** Start AVAILABLE DATA **
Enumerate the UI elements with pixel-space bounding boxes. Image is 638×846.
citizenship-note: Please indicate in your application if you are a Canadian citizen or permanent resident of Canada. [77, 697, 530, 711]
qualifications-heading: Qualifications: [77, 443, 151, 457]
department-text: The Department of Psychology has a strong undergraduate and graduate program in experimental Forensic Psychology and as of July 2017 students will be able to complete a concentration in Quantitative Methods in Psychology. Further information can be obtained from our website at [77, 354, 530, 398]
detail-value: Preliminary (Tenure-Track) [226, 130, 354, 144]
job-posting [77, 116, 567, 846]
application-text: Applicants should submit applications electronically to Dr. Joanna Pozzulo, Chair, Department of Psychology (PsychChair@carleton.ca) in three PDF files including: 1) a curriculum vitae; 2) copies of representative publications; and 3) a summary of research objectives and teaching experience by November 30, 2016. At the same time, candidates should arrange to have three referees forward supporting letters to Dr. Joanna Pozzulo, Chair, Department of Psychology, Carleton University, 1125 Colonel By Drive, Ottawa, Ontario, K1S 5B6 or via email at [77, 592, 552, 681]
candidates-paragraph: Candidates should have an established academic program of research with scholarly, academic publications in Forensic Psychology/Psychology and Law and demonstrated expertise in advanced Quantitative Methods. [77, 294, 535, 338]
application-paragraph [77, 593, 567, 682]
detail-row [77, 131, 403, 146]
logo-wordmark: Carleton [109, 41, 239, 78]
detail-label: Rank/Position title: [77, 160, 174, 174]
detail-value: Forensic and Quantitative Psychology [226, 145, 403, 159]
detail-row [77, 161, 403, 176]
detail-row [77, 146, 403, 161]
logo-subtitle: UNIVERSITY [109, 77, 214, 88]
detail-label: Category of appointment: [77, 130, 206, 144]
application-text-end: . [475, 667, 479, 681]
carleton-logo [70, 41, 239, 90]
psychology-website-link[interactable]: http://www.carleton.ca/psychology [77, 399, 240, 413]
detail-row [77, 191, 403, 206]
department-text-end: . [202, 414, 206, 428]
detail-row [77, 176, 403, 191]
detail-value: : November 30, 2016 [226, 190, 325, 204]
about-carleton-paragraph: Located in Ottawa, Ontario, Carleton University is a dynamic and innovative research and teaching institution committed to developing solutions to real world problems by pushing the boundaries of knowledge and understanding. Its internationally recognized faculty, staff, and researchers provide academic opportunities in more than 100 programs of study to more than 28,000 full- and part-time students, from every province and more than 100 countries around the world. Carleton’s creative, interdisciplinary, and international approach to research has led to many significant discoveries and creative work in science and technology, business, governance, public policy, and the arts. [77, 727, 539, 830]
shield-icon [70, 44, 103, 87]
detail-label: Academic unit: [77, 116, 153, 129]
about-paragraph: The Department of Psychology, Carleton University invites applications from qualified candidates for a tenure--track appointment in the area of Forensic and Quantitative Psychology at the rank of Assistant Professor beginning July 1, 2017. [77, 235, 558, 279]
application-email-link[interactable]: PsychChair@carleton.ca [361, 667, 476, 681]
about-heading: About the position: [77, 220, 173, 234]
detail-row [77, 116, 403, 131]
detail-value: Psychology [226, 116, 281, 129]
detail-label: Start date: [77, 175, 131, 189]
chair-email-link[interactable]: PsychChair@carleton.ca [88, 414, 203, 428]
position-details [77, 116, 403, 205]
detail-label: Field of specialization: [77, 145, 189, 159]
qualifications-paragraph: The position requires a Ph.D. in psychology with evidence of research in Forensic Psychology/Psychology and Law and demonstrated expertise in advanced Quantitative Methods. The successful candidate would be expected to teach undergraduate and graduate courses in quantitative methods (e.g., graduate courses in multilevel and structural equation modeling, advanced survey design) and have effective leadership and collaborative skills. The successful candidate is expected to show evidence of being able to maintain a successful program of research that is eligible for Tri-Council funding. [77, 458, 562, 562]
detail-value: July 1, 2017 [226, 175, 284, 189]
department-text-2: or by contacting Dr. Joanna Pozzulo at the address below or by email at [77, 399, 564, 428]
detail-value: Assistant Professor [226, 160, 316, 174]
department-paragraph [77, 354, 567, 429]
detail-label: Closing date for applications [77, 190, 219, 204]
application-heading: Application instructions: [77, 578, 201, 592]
** End AVAILABLE DATA **
● **TASK GOAL**:
Reproduce the material above line for line, without any changes, from the first line to the last.

● **EXPECTED ANSWER**:
Enumerate the UI elements with pixel-space bounding boxes. Image is 638×846.
citizenship-note: Please indicate in your application if you are a Canadian citizen or permanent resident of Canada. [77, 697, 530, 711]
qualifications-heading: Qualifications: [77, 443, 151, 457]
department-text: The Department of Psychology has a strong undergraduate and graduate program in experimental Forensic Psychology and as of July 2017 students will be able to complete a concentration in Quantitative Methods in Psychology. Further information can be obtained from our website at [77, 354, 530, 398]
detail-value: Preliminary (Tenure-Track) [226, 130, 354, 144]
job-posting [77, 116, 567, 846]
application-text: Applicants should submit applications electronically to Dr. Joanna Pozzulo, Chair, Department of Psychology (PsychChair@carleton.ca) in three PDF files including: 1) a curriculum vitae; 2) copies of representative publications; and 3) a summary of research objectives and teaching experience by November 30, 2016. At the same time, candidates should arrange to have three referees forward supporting letters to Dr. Joanna Pozzulo, Chair, Department of Psychology, Carleton University, 1125 Colonel By Drive, Ottawa, Ontario, K1S 5B6 or via email at [77, 592, 552, 681]
candidates-paragraph: Candidates should have an established academic program of research with scholarly, academic publications in Forensic Psychology/Psychology and Law and demonstrated expertise in advanced Quantitative Methods. [77, 294, 535, 338]
application-paragraph [77, 593, 567, 682]
detail-row [77, 131, 403, 146]
logo-wordmark: Carleton [109, 41, 239, 78]
detail-label: Rank/Position title: [77, 160, 174, 174]
detail-value: Forensic and Quantitative Psychology [226, 145, 403, 159]
detail-row [77, 161, 403, 176]
detail-row [77, 146, 403, 161]
logo-subtitle: UNIVERSITY [109, 77, 214, 88]
detail-label: Category of appointment: [77, 130, 206, 144]
application-text-end: . [475, 667, 479, 681]
carleton-logo [70, 41, 239, 90]
psychology-website-link[interactable]: http://www.carleton.ca/psychology [77, 399, 240, 413]
detail-row [77, 191, 403, 206]
department-text-end: . [202, 414, 206, 428]
detail-row [77, 176, 403, 191]
detail-value: : November 30, 2016 [226, 190, 325, 204]
about-carleton-paragraph: Located in Ottawa, Ontario, Carleton University is a dynamic and innovative research and teaching institution committed to developing solutions to real world problems by pushing the boundaries of knowledge and understanding. Its internationally recognized faculty, staff, and researchers provide academic opportunities in more than 100 programs of study to more than 28,000 full- and part-time students, from every province and more than 100 countries around the world. Carleton’s creative, interdisciplinary, and international approach to research has led to many significant discoveries and creative work in science and technology, business, governance, public policy, and the arts. [77, 727, 539, 830]
shield-icon [70, 44, 103, 87]
detail-label: Academic unit: [77, 116, 153, 129]
about-paragraph: The Department of Psychology, Carleton University invites applications from qualified candidates for a tenure--track appointment in the area of Forensic and Quantitative Psychology at the rank of Assistant Professor beginning July 1, 2017. [77, 235, 558, 279]
application-email-link[interactable]: PsychChair@carleton.ca [361, 667, 476, 681]
about-heading: About the position: [77, 220, 173, 234]
detail-row [77, 116, 403, 131]
detail-value: Psychology [226, 116, 281, 129]
detail-label: Start date: [77, 175, 131, 189]
chair-email-link[interactable]: PsychChair@carleton.ca [88, 414, 203, 428]
position-details [77, 116, 403, 205]
detail-label: Field of specialization: [77, 145, 189, 159]
qualifications-paragraph: The position requires a Ph.D. in psychology with evidence of research in Forensic Psychology/Psychology and Law and demonstrated expertise in advanced Quantitative Methods. The successful candidate would be expected to teach undergraduate and graduate courses in quantitative methods (e.g., graduate courses in multilevel and structural equation modeling, advanced survey design) and have effective leadership and collaborative skills. The successful candidate is expected to show evidence of being able to maintain a successful program of research that is eligible for Tri-Council funding. [77, 458, 562, 562]
detail-value: July 1, 2017 [226, 175, 284, 189]
department-text-2: or by contacting Dr. Joanna Pozzulo at the address below or by email at [77, 399, 564, 428]
detail-value: Assistant Professor [226, 160, 316, 174]
department-paragraph [77, 354, 567, 429]
detail-label: Closing date for applications [77, 190, 219, 204]
application-heading: Application instructions: [77, 578, 201, 592]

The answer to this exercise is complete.